— Schriftliche Aufgabe A —
Schreib aus dem Forumsbeitrag über die Swap-Größe den Abschnitt wortgetreu ab, der bei „also ich hab auch“ anfängt und bei „es ram war..“ aufhört.

— Ausgewählter Auszug —
# wieviel swap ...

## zbled

...würdet ihr mir bei 768 mb ram empfehlen? ich habe die swap partition derzeit auf 1,5 gb, die allerdings noch nie von linxu verwendet wurden.

ich betreibe den pc als normale workstation mit gnome 2.

danke für eure antworten

martin

----------

## Dimitri

Hi,

also ich hab 200MB bei 256 MB Ram.

Ich glaub allerdings, dass Du bei Deinem Ran überhaupt keine SWAP Partition brauchst. Wenn überhaupt dann nur so um die 100 MB für alle Fälle. 1,5 GB wären die reinste Verschwendung.

Dim

----------

## de4d

hab nur 512M trotzdem habich meistens um die 0 swap usage

kommt natuerlich immer auf die benutzung an ...

----------

## spaci76

hi,

also ich hab auch 768mb und hab 512mb swap meine spitzenauslastung vom system war mal  750mbRAM +320mb swap also ich würde es nicht kleiner machen .. hatte es auch mal ohne swap getestet aber ich stieß dabei an performensprobs schlimmster art wo ich am ende es ram war..

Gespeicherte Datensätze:
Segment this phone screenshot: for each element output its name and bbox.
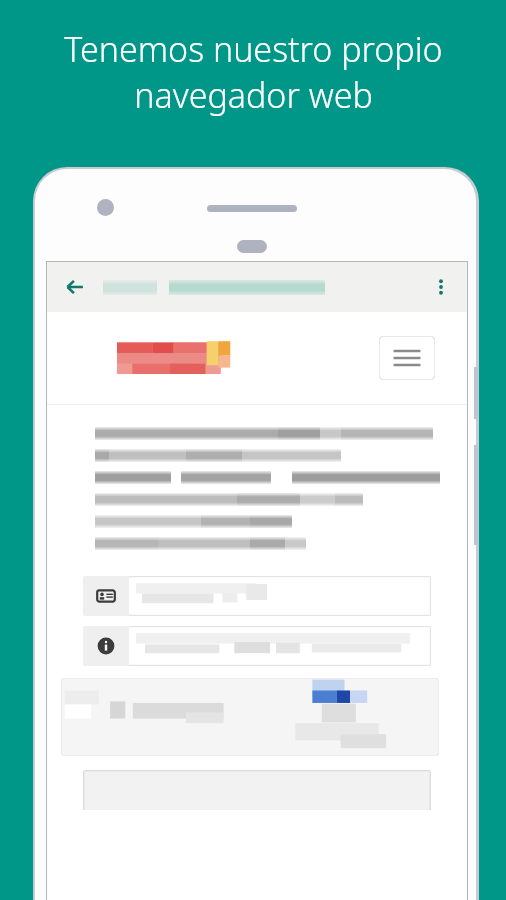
button[interactable]: Menu <box>379 336 435 380</box>
button[interactable] <box>83 770 431 810</box>
button[interactable]: Info field <box>83 626 431 666</box>
button[interactable]: Back <box>55 267 95 307</box>
staticText: navegador web <box>134 72 373 118</box>
button[interactable]: More options <box>421 267 461 307</box>
button[interactable]: Address bar <box>103 280 325 295</box>
staticText: Tenemos nuestro propio <box>64 26 443 72</box>
button[interactable]: Site logo <box>117 338 235 378</box>
button[interactable]: Card number field <box>83 576 431 616</box>
button[interactable] <box>61 678 439 756</box>
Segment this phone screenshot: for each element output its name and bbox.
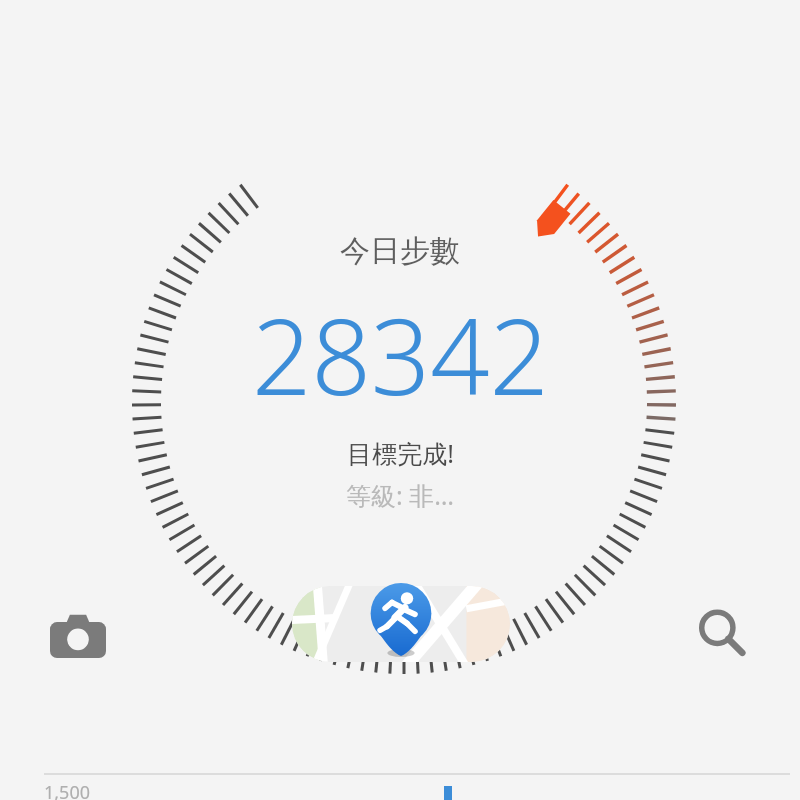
button[interactable]: Route map: [292, 586, 510, 662]
staticText: 等級: 非…: [346, 478, 454, 512]
staticText: 1,500: [44, 780, 91, 800]
staticText: 目標完成!: [347, 436, 454, 470]
button[interactable]: Camera: [38, 595, 118, 675]
button[interactable]: Search: [682, 593, 762, 673]
staticText: 28342: [252, 284, 549, 426]
staticText: 今日步數: [340, 232, 460, 270]
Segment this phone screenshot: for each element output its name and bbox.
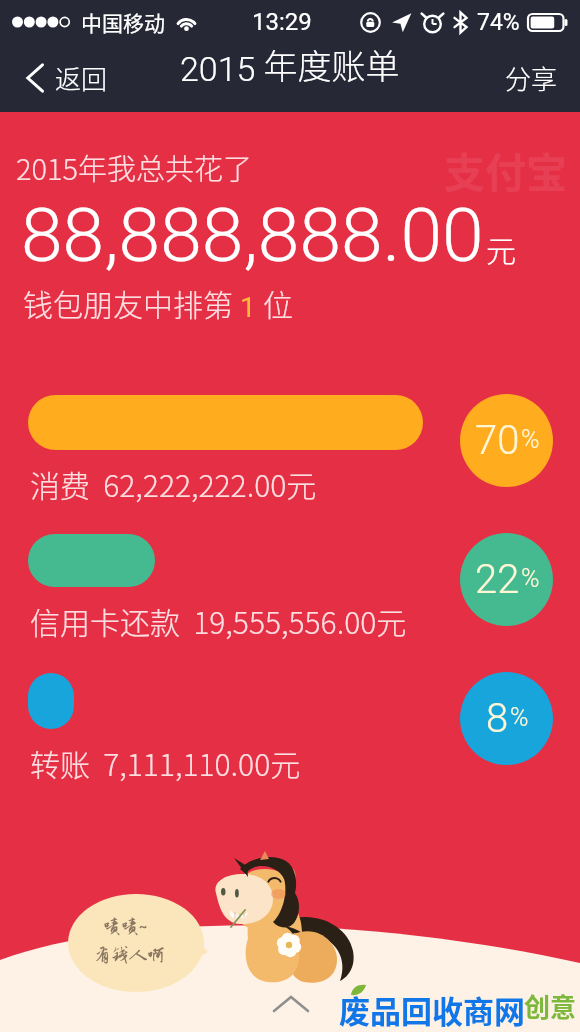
button[interactable]: 70 — [460, 394, 553, 487]
staticText: % — [521, 564, 540, 593]
staticText: 分享 — [505, 59, 558, 97]
staticText: % — [521, 425, 540, 454]
button[interactable]: 8 — [460, 672, 553, 765]
button[interactable] — [28, 395, 423, 450]
staticText: 有钱人啊 — [93, 945, 165, 965]
button[interactable]: 分享 — [483, 44, 580, 112]
staticText: 位 — [263, 281, 293, 324]
button[interactable]: 返回 — [0, 44, 122, 112]
staticText: 中国移动 — [81, 7, 165, 37]
staticText: 8 — [486, 695, 509, 742]
staticText: 信用卡还款 19,555,556.00元 — [30, 599, 407, 642]
staticText: 支付宝 — [444, 140, 567, 199]
staticText: 啧啧~ — [103, 916, 147, 936]
button[interactable] — [28, 534, 155, 587]
button[interactable]: 22 — [460, 533, 553, 626]
staticText: 元 — [486, 227, 516, 270]
staticText: 13:29 — [252, 8, 312, 36]
staticText: 转账 7,111,110.00元 — [30, 741, 301, 784]
staticText: 返回 — [55, 59, 108, 97]
other: Scroll up — [272, 995, 310, 1013]
button[interactable] — [28, 673, 74, 729]
staticText: 70 — [475, 417, 520, 464]
staticText: 2015年我总共花了 — [16, 146, 253, 188]
staticText: 88,888,888.00 — [21, 191, 484, 279]
staticText: % — [510, 703, 529, 732]
staticText: 22 — [475, 556, 520, 603]
staticText: 钱包朋友中排第 — [23, 281, 233, 324]
staticText: 消费 62,222,222.00元 — [30, 462, 317, 505]
staticText: 2015 — [180, 49, 256, 89]
staticText: 74% — [477, 9, 520, 36]
staticText: 创意 — [524, 987, 577, 1025]
staticText: 废品回收商网 — [339, 987, 525, 1032]
staticText: 年度账单 — [256, 40, 400, 89]
staticText: 1 — [233, 291, 263, 324]
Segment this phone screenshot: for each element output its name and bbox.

— Schriftliche Aufgabe B —
Gib den Teil der Zeilen wortgetreu aus, der bei der Zeile mit „button[interactable]: Route map: [292, 586, 510, 662]“ beginnt und mit der letzten Zeile endet. Der Forumsbeitrag ist damit nicht gemeint; lass die Bilder dabei weg.

— Richtige Antwort A —
also ich hab auch 768mb und hab 512mb swap meine spitzenauslastung vom system war mal  750mbRAM +320mb swap also ich würde es nicht kleiner machen .. hatte es auch mal ohne swap getestet aber ich stieß dabei an performensprobs schlimmster art wo ich am ende es ram war..

— Richtige Antwort B —
button[interactable]: Route map: [292, 586, 510, 662]
staticText: 等級: 非…: [346, 478, 454, 512]
staticText: 1,500: [44, 780, 91, 800]
staticText: 目標完成!: [347, 436, 454, 470]
button[interactable]: Camera: [38, 595, 118, 675]
button[interactable]: Search: [682, 593, 762, 673]
staticText: 28342: [252, 284, 549, 426]
staticText: 今日步數: [340, 232, 460, 270]
Segment this phone screenshot: for each element output its name and bbox.
button[interactable]: 70 — [460, 394, 553, 487]
staticText: % — [521, 564, 540, 593]
staticText: 分享 — [505, 59, 558, 97]
staticText: % — [521, 425, 540, 454]
button[interactable]: 8 — [460, 672, 553, 765]
button[interactable] — [28, 395, 423, 450]
staticText: 有钱人啊 — [93, 945, 165, 965]
button[interactable]: 分享 — [483, 44, 580, 112]
staticText: 位 — [263, 281, 293, 324]
button[interactable]: 返回 — [0, 44, 122, 112]
staticText: 中国移动 — [81, 7, 165, 37]
staticText: 8 — [486, 695, 509, 742]
staticText: 信用卡还款 19,555,556.00元 — [30, 599, 407, 642]
staticText: 支付宝 — [444, 140, 567, 199]
staticText: 啧啧~ — [103, 916, 147, 936]
button[interactable] — [28, 534, 155, 587]
button[interactable]: 22 — [460, 533, 553, 626]
staticText: 元 — [486, 227, 516, 270]
staticText: 13:29 — [252, 8, 312, 36]
staticText: 转账 7,111,110.00元 — [30, 741, 301, 784]
staticText: 返回 — [55, 59, 108, 97]
other: Scroll up — [272, 995, 310, 1013]
button[interactable] — [28, 673, 74, 729]
staticText: 70 — [475, 417, 520, 464]
staticText: 2015年我总共花了 — [16, 146, 253, 188]
staticText: 88,888,888.00 — [21, 191, 484, 279]
staticText: % — [510, 703, 529, 732]
staticText: 22 — [475, 556, 520, 603]
staticText: 钱包朋友中排第 — [23, 281, 233, 324]
staticText: 消费 62,222,222.00元 — [30, 462, 317, 505]
staticText: 2015 — [180, 49, 256, 89]
staticText: 74% — [477, 9, 520, 36]
staticText: 创意 — [524, 987, 577, 1025]
staticText: 废品回收商网 — [339, 987, 525, 1032]
staticText: 年度账单 — [256, 40, 400, 89]
staticText: 1 — [233, 291, 263, 324]
Segment this phone screenshot: for each element output its name and bbox.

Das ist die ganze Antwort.